What to work on
Select each line where the word "this" appears.

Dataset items
****************

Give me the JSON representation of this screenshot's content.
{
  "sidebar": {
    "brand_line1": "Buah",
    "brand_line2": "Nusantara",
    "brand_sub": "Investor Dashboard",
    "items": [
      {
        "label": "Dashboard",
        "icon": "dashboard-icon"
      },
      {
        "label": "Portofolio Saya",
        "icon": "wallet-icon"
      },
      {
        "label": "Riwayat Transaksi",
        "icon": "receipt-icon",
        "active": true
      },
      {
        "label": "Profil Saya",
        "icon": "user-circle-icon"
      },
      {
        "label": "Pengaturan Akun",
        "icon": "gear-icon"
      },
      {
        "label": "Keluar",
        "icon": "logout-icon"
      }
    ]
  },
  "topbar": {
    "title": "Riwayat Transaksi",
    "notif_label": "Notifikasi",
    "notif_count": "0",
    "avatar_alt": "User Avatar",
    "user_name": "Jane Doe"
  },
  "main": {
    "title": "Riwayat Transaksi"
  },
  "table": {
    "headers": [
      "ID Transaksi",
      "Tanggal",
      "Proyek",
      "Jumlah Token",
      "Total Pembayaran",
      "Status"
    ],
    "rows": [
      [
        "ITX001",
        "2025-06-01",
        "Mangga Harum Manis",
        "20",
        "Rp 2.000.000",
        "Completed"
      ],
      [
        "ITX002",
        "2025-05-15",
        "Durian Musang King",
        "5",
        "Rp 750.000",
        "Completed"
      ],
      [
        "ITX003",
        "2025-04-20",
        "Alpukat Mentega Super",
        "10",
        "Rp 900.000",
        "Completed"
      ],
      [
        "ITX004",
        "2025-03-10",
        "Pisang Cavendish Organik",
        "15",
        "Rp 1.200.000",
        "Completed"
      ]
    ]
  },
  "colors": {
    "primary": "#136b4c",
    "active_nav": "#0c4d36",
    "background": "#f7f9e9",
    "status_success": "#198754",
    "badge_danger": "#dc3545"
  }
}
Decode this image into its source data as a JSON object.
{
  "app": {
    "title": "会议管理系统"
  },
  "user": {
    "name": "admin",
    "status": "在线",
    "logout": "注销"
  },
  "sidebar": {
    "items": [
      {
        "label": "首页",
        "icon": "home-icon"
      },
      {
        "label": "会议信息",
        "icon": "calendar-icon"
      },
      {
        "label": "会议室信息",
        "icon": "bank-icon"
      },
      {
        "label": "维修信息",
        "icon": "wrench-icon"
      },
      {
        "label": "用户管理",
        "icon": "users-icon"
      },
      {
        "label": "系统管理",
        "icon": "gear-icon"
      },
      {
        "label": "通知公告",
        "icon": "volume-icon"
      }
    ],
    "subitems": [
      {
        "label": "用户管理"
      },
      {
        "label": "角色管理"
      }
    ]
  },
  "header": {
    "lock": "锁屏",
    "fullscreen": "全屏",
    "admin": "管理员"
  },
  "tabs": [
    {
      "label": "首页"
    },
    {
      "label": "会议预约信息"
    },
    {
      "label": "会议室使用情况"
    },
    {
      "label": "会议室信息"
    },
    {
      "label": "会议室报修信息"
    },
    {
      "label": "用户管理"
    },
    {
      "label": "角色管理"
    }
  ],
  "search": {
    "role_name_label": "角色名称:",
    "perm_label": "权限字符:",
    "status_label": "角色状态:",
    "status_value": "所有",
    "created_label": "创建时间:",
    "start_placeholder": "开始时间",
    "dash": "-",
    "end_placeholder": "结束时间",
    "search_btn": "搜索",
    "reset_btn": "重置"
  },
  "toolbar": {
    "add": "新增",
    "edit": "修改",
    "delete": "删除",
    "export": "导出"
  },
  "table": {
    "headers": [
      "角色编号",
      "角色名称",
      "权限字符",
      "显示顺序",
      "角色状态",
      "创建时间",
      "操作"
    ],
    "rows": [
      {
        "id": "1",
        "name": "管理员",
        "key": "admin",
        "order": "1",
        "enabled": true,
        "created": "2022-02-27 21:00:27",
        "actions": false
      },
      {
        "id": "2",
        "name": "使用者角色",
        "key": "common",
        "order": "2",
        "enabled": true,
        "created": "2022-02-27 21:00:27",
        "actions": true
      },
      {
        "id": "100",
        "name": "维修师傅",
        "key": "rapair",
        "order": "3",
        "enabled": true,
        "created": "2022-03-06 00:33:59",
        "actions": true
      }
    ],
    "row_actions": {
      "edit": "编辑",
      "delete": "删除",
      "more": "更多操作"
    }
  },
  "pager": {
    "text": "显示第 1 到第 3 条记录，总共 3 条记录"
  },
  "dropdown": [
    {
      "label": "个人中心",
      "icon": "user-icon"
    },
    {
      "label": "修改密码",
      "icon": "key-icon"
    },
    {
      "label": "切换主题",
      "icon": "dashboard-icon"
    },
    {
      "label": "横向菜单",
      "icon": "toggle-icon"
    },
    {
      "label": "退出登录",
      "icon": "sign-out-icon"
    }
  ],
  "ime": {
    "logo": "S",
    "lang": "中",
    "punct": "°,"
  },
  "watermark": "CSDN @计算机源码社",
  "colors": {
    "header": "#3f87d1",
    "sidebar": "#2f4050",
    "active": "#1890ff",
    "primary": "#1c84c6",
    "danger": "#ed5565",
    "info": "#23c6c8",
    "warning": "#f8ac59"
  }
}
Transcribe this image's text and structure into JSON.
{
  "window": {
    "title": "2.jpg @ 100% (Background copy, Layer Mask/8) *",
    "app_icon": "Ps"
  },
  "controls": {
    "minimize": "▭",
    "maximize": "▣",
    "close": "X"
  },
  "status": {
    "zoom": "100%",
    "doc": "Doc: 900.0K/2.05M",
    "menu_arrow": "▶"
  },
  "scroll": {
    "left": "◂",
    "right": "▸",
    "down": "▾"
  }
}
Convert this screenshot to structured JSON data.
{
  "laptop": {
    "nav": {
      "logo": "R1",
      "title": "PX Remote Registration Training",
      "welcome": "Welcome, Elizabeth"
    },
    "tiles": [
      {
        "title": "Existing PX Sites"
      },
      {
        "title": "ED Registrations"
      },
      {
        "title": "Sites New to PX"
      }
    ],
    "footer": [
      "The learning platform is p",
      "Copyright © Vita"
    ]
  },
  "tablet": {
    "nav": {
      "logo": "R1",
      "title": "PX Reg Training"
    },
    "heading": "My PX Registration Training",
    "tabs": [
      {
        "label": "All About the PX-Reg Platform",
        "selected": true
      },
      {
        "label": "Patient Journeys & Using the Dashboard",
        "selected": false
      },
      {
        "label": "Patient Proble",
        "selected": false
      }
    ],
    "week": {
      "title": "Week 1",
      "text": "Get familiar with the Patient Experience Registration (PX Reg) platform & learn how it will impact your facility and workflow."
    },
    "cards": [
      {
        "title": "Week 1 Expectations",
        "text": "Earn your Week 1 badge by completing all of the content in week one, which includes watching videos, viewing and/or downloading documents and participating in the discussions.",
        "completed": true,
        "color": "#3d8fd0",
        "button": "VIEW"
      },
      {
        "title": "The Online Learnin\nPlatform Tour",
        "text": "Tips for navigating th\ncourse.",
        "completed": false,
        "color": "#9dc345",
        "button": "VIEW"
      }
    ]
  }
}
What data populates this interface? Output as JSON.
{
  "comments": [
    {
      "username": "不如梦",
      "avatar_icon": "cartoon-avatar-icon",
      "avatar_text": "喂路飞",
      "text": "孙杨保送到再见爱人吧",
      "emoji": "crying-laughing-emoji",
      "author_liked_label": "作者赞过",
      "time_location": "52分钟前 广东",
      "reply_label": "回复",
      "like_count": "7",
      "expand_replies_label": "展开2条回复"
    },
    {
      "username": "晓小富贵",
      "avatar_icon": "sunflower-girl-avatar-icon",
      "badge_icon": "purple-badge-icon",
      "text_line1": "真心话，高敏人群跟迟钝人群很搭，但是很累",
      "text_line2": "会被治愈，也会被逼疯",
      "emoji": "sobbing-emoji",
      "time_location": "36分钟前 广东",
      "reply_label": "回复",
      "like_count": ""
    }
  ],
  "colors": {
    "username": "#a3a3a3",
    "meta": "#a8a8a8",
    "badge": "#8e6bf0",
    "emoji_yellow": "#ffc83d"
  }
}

****************

Reply
Give me the JSON representation of this screenshot's content.
Decode this image into its source data as a JSON object.
Transcribe this image's text and structure into JSON.
Convert this screenshot to structured JSON data.
What data populates this interface? Output as JSON.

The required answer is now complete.